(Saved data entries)

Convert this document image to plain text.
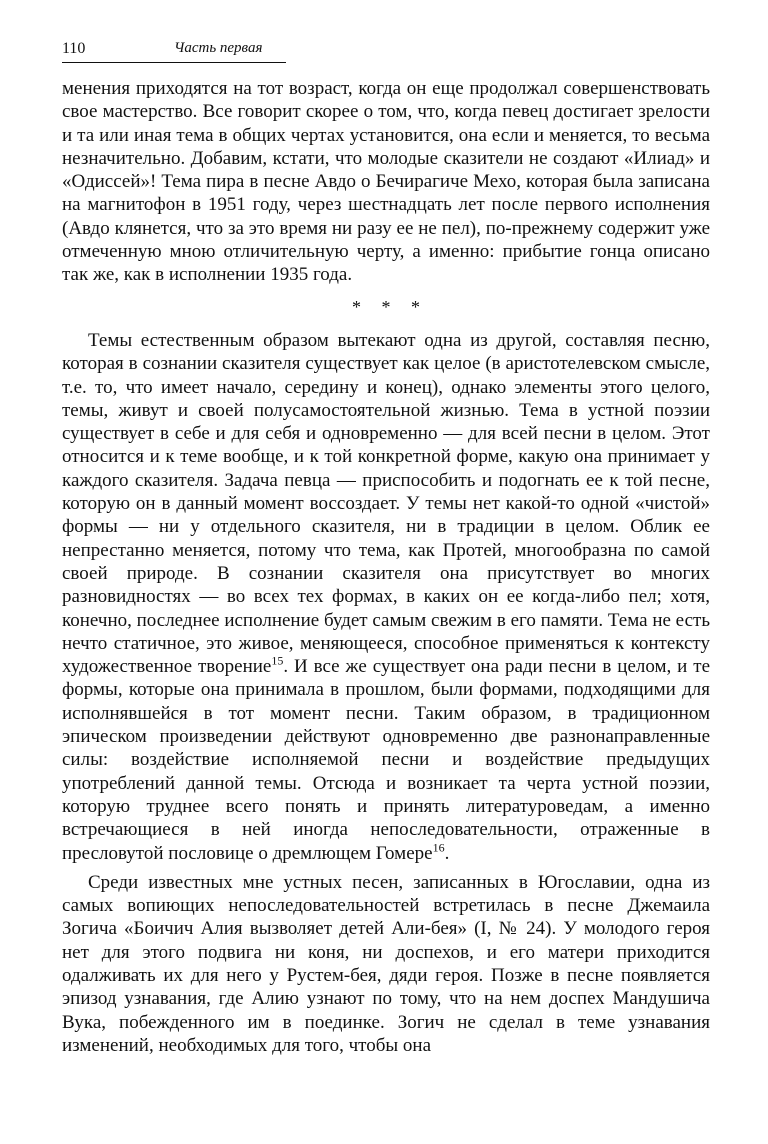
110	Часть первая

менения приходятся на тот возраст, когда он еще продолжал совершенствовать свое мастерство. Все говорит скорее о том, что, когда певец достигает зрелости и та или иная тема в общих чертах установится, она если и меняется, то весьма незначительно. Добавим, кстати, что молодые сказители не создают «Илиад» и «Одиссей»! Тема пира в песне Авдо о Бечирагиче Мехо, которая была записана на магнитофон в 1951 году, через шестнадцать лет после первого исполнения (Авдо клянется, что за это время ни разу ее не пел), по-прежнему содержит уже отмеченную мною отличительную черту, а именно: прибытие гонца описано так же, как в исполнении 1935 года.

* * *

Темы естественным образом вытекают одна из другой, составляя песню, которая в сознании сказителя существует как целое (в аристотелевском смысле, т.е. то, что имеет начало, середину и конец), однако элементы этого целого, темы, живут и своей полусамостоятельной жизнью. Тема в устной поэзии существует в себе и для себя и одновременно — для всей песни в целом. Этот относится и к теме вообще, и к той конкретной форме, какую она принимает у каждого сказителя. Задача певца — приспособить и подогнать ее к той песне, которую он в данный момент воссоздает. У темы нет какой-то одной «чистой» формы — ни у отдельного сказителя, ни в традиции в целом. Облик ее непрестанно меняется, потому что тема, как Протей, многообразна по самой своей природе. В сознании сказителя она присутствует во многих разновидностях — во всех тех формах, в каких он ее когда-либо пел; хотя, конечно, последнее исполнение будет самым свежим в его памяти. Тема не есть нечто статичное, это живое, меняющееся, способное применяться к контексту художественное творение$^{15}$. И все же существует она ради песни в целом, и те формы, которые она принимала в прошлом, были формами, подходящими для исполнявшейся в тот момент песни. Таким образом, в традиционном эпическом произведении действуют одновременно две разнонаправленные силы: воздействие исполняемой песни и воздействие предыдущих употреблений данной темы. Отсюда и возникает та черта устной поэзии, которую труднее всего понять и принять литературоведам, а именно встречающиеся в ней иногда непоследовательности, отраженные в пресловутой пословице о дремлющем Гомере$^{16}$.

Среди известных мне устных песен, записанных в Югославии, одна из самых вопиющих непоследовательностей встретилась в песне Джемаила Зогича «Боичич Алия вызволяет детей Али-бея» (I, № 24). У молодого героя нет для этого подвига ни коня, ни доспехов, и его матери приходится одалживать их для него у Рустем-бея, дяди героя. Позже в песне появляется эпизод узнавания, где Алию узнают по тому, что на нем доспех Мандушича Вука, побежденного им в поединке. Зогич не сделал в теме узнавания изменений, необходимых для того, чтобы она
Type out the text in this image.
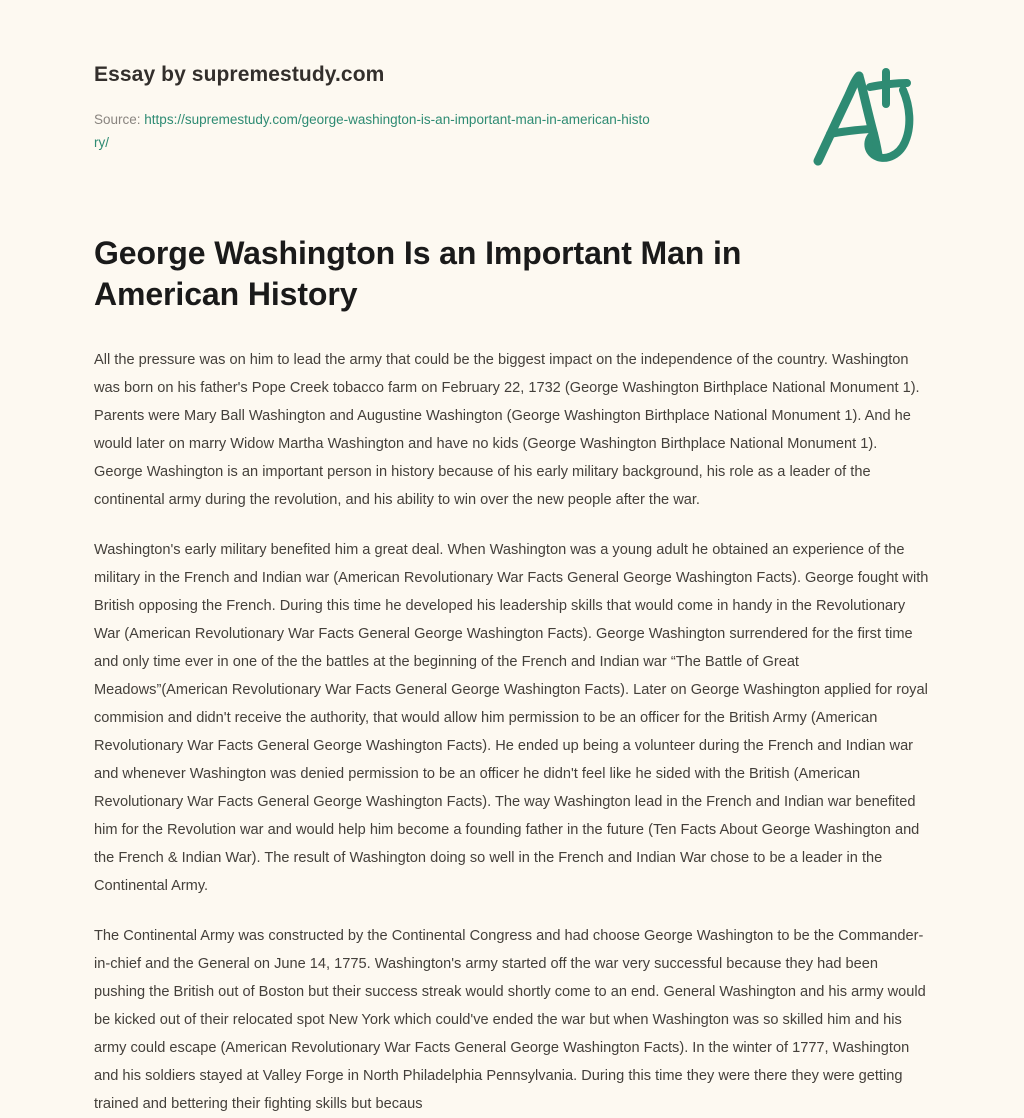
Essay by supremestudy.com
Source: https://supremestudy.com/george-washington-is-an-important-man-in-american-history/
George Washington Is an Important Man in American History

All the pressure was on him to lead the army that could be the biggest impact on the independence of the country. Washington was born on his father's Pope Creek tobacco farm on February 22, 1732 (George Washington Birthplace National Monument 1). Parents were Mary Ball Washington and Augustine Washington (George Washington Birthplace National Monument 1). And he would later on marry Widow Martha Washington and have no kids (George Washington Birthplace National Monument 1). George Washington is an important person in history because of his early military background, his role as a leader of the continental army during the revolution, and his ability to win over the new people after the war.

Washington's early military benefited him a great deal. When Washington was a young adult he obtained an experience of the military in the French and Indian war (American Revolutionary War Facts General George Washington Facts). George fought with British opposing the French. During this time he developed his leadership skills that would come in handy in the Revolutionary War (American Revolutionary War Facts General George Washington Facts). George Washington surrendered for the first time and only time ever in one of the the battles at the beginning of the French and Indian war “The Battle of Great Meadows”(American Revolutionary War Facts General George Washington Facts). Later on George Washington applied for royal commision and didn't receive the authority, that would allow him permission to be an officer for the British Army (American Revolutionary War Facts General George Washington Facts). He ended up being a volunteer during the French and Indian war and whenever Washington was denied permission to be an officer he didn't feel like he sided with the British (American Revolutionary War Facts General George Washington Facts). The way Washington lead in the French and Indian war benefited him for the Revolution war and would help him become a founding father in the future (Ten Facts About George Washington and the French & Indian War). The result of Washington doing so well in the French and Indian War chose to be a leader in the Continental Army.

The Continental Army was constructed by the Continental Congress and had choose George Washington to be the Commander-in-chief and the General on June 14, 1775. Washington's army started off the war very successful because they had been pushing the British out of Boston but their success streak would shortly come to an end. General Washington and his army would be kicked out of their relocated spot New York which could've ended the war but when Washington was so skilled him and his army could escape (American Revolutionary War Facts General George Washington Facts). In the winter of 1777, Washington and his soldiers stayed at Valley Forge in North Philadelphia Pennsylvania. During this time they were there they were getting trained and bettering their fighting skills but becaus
==
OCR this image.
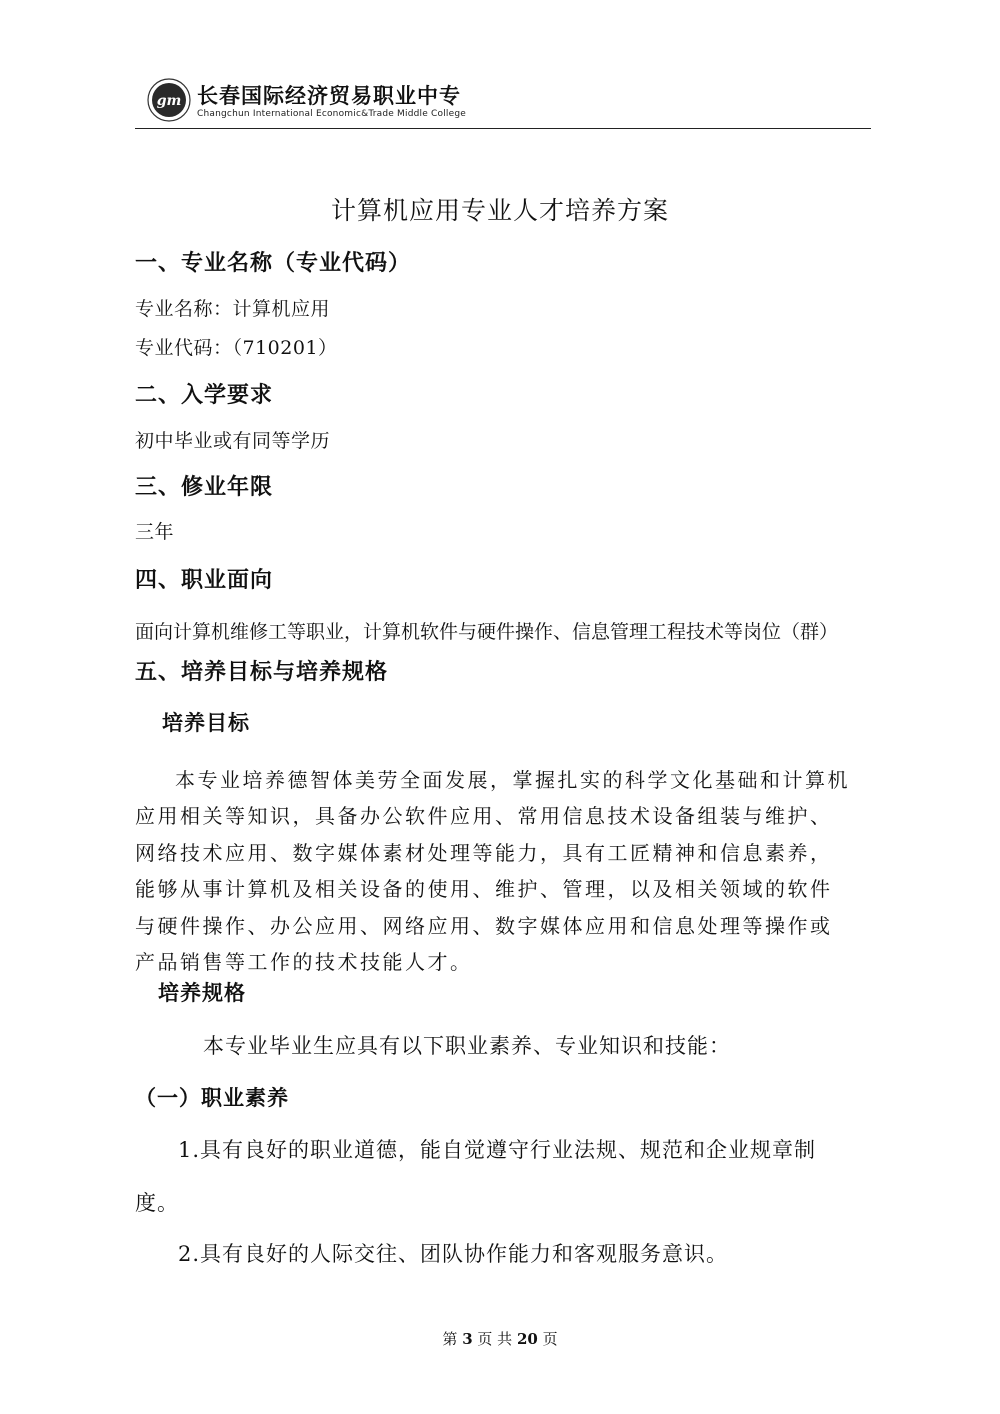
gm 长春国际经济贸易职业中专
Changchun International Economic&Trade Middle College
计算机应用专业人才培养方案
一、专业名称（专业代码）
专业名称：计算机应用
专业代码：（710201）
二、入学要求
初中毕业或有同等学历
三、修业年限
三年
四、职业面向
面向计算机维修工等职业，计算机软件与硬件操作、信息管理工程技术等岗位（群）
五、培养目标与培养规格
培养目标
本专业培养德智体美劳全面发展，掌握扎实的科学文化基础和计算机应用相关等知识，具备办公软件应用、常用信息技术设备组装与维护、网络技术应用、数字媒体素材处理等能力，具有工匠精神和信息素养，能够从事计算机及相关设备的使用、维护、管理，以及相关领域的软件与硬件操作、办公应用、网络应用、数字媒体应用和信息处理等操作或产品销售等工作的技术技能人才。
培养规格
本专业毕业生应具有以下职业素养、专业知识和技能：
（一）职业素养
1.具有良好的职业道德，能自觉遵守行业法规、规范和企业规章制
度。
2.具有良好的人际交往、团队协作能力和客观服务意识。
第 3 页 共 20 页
---
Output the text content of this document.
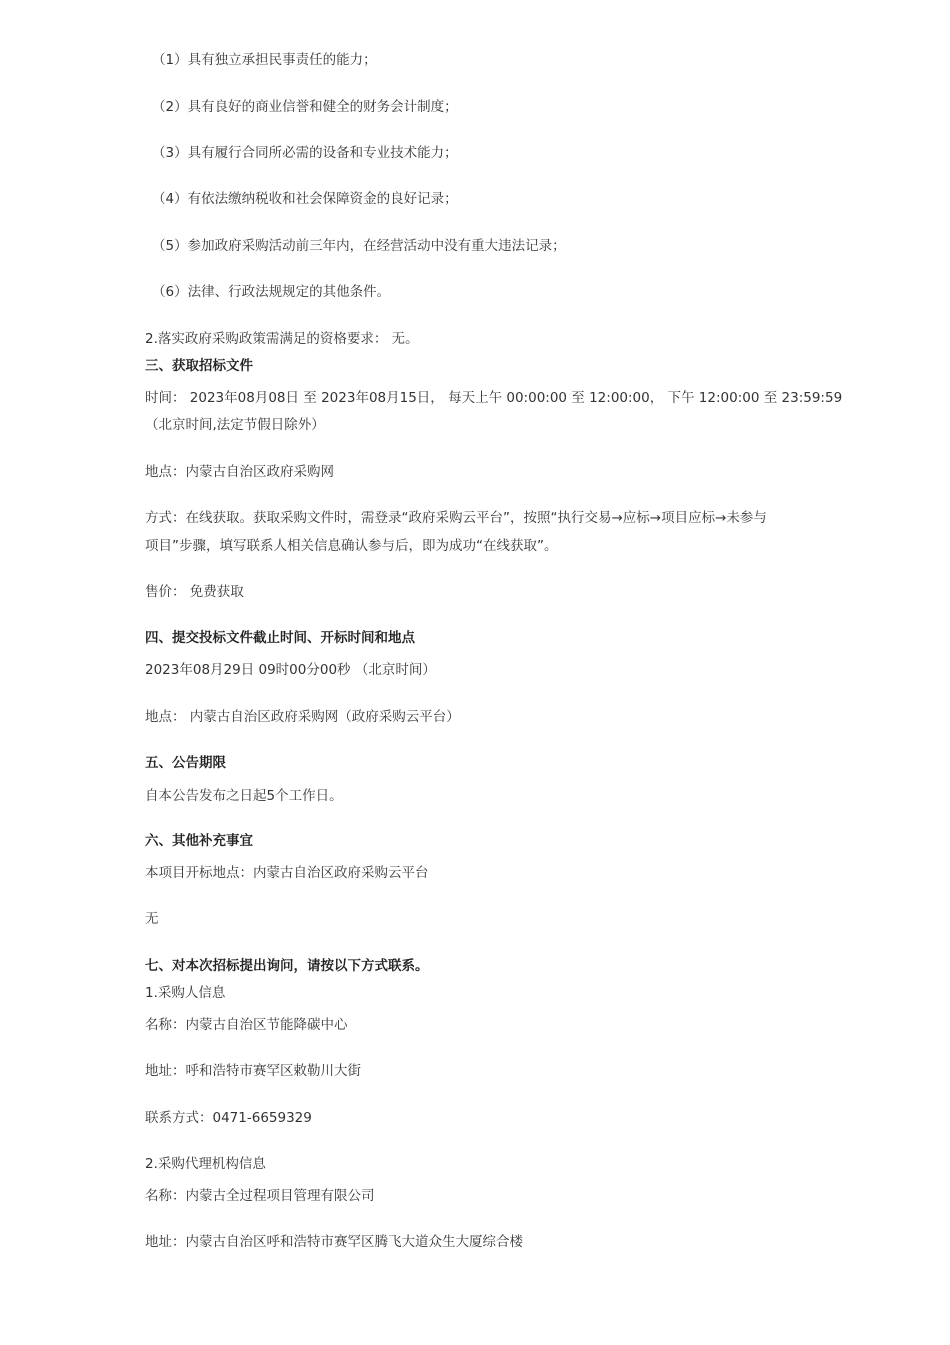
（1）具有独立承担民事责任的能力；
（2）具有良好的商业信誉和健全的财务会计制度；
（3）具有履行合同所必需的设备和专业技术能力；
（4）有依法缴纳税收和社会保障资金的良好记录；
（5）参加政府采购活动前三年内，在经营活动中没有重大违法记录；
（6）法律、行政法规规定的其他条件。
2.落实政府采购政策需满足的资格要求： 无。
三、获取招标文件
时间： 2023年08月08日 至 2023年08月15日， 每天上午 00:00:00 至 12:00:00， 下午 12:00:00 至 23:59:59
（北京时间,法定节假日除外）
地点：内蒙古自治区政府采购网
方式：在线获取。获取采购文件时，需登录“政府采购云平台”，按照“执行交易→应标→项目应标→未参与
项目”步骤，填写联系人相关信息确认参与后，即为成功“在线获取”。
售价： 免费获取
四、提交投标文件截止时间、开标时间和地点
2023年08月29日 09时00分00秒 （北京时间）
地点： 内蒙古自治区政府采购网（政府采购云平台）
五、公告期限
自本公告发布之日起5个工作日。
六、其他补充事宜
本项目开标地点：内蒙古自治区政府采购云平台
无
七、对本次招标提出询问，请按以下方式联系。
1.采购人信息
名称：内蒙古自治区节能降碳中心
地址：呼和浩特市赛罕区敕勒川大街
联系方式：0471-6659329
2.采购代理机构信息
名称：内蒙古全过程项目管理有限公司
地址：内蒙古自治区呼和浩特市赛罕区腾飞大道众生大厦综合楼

WHAT IS NEEDED: Filter for "内蒙古自治区政府采购网". Return all lines that hold it.

RESULT FOR THIS EXERCISE:
地点：内蒙古自治区政府采购网
地点： 内蒙古自治区政府采购网（政府采购云平台）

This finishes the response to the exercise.